SET TASK: Sort through the entries below and pull out lines containing the word "File".
* Start DATA FOR PROCESSING *
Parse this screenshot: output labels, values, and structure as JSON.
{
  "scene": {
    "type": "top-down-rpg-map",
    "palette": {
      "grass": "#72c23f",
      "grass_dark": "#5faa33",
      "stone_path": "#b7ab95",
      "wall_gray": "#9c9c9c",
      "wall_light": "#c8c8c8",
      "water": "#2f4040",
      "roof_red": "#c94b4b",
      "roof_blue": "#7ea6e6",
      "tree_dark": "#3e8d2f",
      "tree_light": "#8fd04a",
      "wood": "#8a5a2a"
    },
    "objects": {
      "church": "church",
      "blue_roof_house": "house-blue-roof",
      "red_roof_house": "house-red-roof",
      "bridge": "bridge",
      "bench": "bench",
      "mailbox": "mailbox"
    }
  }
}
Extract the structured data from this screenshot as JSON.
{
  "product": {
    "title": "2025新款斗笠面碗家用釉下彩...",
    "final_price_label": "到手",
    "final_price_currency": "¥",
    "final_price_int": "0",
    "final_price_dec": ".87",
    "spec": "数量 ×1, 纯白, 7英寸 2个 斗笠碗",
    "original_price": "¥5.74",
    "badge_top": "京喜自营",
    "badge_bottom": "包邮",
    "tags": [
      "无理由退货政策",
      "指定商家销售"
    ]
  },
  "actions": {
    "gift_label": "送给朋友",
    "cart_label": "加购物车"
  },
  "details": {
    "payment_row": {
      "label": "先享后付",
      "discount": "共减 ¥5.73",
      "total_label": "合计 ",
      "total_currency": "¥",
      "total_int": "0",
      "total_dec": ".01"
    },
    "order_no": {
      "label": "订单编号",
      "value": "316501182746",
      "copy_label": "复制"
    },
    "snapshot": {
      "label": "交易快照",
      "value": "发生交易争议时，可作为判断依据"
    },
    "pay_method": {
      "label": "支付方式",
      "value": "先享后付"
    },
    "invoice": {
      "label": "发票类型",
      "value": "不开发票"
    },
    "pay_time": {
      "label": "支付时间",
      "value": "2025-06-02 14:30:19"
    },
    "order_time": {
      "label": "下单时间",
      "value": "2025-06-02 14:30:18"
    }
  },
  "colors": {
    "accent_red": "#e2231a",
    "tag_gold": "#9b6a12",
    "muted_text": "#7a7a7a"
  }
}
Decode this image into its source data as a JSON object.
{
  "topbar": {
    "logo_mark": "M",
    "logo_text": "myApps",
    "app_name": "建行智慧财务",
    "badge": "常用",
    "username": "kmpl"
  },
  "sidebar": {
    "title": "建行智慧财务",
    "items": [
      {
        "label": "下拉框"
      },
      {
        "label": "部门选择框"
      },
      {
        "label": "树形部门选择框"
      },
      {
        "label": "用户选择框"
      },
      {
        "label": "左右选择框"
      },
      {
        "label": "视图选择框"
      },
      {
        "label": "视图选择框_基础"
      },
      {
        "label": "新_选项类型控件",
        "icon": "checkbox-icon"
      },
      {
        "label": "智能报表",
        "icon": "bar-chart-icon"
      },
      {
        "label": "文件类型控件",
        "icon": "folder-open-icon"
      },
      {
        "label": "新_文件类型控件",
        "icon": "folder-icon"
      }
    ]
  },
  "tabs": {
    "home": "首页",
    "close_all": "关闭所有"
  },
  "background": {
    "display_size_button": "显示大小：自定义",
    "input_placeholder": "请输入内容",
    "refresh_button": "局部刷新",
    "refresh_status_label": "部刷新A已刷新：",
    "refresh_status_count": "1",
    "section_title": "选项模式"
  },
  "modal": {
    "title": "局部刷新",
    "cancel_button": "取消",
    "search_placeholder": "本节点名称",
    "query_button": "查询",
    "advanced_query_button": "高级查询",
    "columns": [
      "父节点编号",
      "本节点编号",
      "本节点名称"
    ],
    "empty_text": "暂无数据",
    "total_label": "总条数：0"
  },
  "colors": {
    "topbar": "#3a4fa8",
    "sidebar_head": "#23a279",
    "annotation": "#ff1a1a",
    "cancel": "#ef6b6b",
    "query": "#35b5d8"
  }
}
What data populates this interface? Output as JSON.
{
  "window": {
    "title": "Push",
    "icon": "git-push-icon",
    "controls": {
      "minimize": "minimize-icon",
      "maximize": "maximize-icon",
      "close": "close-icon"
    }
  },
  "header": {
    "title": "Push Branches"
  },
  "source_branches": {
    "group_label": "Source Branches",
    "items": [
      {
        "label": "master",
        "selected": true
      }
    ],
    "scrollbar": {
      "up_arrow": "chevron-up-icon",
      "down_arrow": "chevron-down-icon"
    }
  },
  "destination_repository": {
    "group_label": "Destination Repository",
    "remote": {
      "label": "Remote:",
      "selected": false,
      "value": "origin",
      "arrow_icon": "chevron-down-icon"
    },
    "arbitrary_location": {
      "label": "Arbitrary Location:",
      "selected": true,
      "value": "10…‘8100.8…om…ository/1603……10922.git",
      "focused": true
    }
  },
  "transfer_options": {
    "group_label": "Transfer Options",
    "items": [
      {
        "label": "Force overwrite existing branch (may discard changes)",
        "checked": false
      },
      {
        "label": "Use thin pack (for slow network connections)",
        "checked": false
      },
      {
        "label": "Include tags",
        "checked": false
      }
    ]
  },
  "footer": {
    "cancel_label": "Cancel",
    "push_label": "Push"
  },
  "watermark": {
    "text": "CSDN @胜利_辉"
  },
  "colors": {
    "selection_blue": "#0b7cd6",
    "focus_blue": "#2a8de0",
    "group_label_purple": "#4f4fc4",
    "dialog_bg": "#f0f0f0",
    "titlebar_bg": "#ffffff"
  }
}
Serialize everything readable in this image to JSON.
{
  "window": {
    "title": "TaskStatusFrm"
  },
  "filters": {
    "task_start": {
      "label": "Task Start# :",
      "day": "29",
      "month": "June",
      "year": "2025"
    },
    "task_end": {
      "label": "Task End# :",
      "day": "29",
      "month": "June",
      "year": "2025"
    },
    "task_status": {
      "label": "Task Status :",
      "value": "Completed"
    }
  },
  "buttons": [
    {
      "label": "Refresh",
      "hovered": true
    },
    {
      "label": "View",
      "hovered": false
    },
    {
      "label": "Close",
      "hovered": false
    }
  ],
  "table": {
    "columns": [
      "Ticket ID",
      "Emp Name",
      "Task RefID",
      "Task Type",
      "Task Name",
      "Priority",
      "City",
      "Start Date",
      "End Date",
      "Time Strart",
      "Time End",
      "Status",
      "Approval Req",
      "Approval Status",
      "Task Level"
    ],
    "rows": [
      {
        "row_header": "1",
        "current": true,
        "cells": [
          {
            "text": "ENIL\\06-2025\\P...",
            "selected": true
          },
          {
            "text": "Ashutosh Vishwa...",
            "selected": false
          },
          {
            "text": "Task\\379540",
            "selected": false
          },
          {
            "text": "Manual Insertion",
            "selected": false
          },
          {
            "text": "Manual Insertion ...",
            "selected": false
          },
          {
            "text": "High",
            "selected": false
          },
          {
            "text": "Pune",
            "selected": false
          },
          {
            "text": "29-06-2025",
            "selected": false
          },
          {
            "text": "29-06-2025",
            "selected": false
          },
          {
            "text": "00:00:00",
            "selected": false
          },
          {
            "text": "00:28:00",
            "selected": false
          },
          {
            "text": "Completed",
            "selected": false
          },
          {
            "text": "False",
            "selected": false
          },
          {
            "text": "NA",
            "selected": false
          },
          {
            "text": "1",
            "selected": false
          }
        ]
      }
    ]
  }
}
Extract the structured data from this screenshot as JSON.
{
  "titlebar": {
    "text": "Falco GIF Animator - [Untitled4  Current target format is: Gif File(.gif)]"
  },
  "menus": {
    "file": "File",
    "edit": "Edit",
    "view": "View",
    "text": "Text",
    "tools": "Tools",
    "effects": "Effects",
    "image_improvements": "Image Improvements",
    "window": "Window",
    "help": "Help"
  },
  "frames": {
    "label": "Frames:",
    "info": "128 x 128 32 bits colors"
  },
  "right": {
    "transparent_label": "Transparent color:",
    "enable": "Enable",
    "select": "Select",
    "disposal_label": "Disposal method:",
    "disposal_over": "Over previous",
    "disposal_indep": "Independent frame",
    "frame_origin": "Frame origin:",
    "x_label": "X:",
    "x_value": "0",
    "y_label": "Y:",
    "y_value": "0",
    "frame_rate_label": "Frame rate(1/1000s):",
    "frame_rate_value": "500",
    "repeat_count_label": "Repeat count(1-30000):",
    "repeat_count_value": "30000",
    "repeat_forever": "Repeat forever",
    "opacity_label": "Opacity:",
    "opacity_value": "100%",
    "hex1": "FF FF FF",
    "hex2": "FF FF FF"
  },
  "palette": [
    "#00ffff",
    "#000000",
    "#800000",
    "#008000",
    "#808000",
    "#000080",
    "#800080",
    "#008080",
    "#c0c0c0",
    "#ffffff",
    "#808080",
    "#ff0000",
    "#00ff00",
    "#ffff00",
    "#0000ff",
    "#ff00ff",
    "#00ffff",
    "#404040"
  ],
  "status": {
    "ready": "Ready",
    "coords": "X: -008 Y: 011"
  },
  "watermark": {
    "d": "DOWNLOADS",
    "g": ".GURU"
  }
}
* End DATA FOR PROCESSING *
EXERCISE RESULT:
    "text": "Falco GIF Animator - [Untitled4  Current target format is: Gif File(.gif)]"
    "file": "File",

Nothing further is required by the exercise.